▸ What is required: Please retype the data in full and exactly; the pictures are not part of the copy.

▸ Supplied records:
+ + + +

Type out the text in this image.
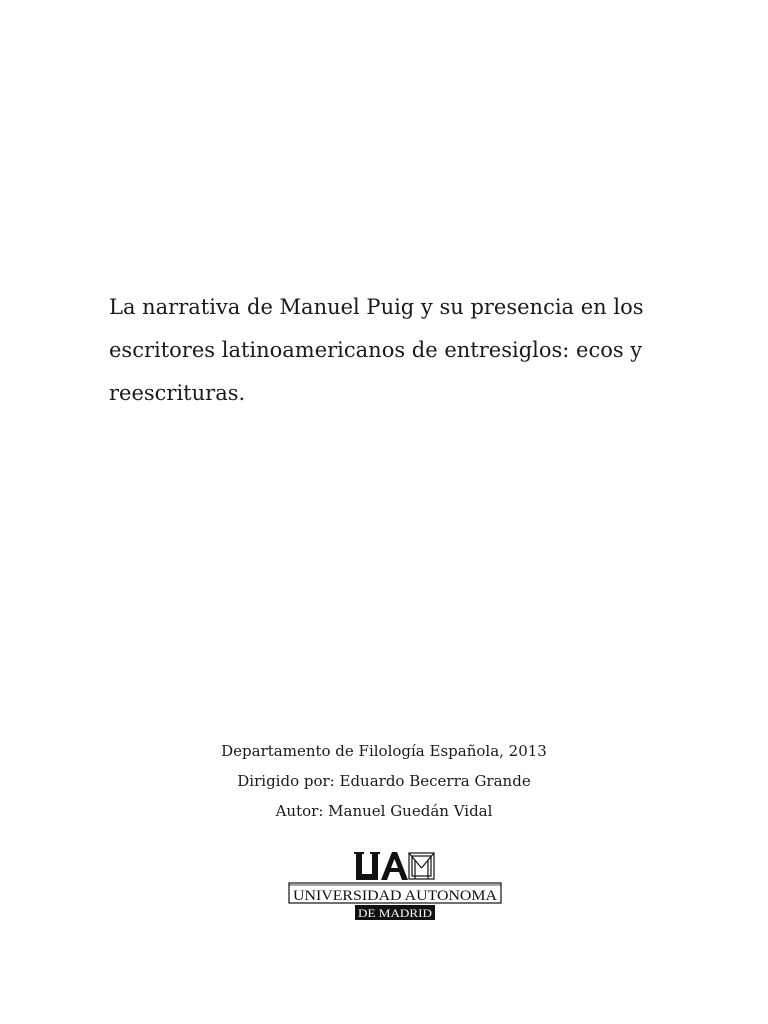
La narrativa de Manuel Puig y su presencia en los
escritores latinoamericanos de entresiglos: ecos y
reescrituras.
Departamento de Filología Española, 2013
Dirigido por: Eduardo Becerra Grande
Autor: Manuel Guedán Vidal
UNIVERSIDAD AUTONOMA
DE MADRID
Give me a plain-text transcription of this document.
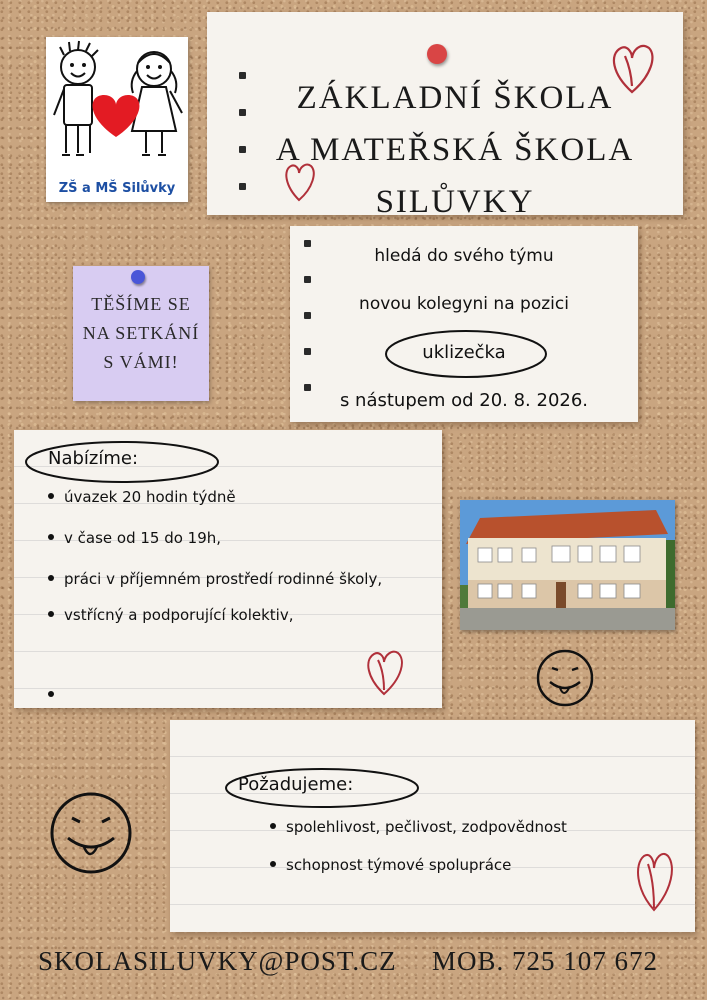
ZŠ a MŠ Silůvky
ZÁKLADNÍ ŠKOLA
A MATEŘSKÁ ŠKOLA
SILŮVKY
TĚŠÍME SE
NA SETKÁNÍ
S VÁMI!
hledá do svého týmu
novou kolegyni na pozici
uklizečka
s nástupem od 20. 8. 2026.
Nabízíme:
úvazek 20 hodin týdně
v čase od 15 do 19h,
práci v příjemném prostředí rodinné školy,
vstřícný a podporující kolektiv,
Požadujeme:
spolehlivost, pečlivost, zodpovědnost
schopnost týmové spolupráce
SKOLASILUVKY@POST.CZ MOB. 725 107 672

+ + + +

▸ Complete output:
Type out the text in this image.
La narrativa de Manuel Puig y su presencia en los
escritores latinoamericanos de entresiglos: ecos y
reescrituras.
Departamento de Filología Española, 2013
Dirigido por: Eduardo Becerra Grande
Autor: Manuel Guedán Vidal
UNIVERSIDAD AUTONOMA
DE MADRID
Give me a plain-text transcription of this document.
ZŠ a MŠ Silůvky
ZÁKLADNÍ ŠKOLA
A MATEŘSKÁ ŠKOLA
SILŮVKY
TĚŠÍME SE
NA SETKÁNÍ
S VÁMI!
hledá do svého týmu
novou kolegyni na pozici
uklizečka
s nástupem od 20. 8. 2026.
Nabízíme:
úvazek 20 hodin týdně
v čase od 15 do 19h,
práci v příjemném prostředí rodinné školy,
vstřícný a podporující kolektiv,
Požadujeme:
spolehlivost, pečlivost, zodpovědnost
schopnost týmové spolupráce
SKOLASILUVKY@POST.CZ MOB. 725 107 672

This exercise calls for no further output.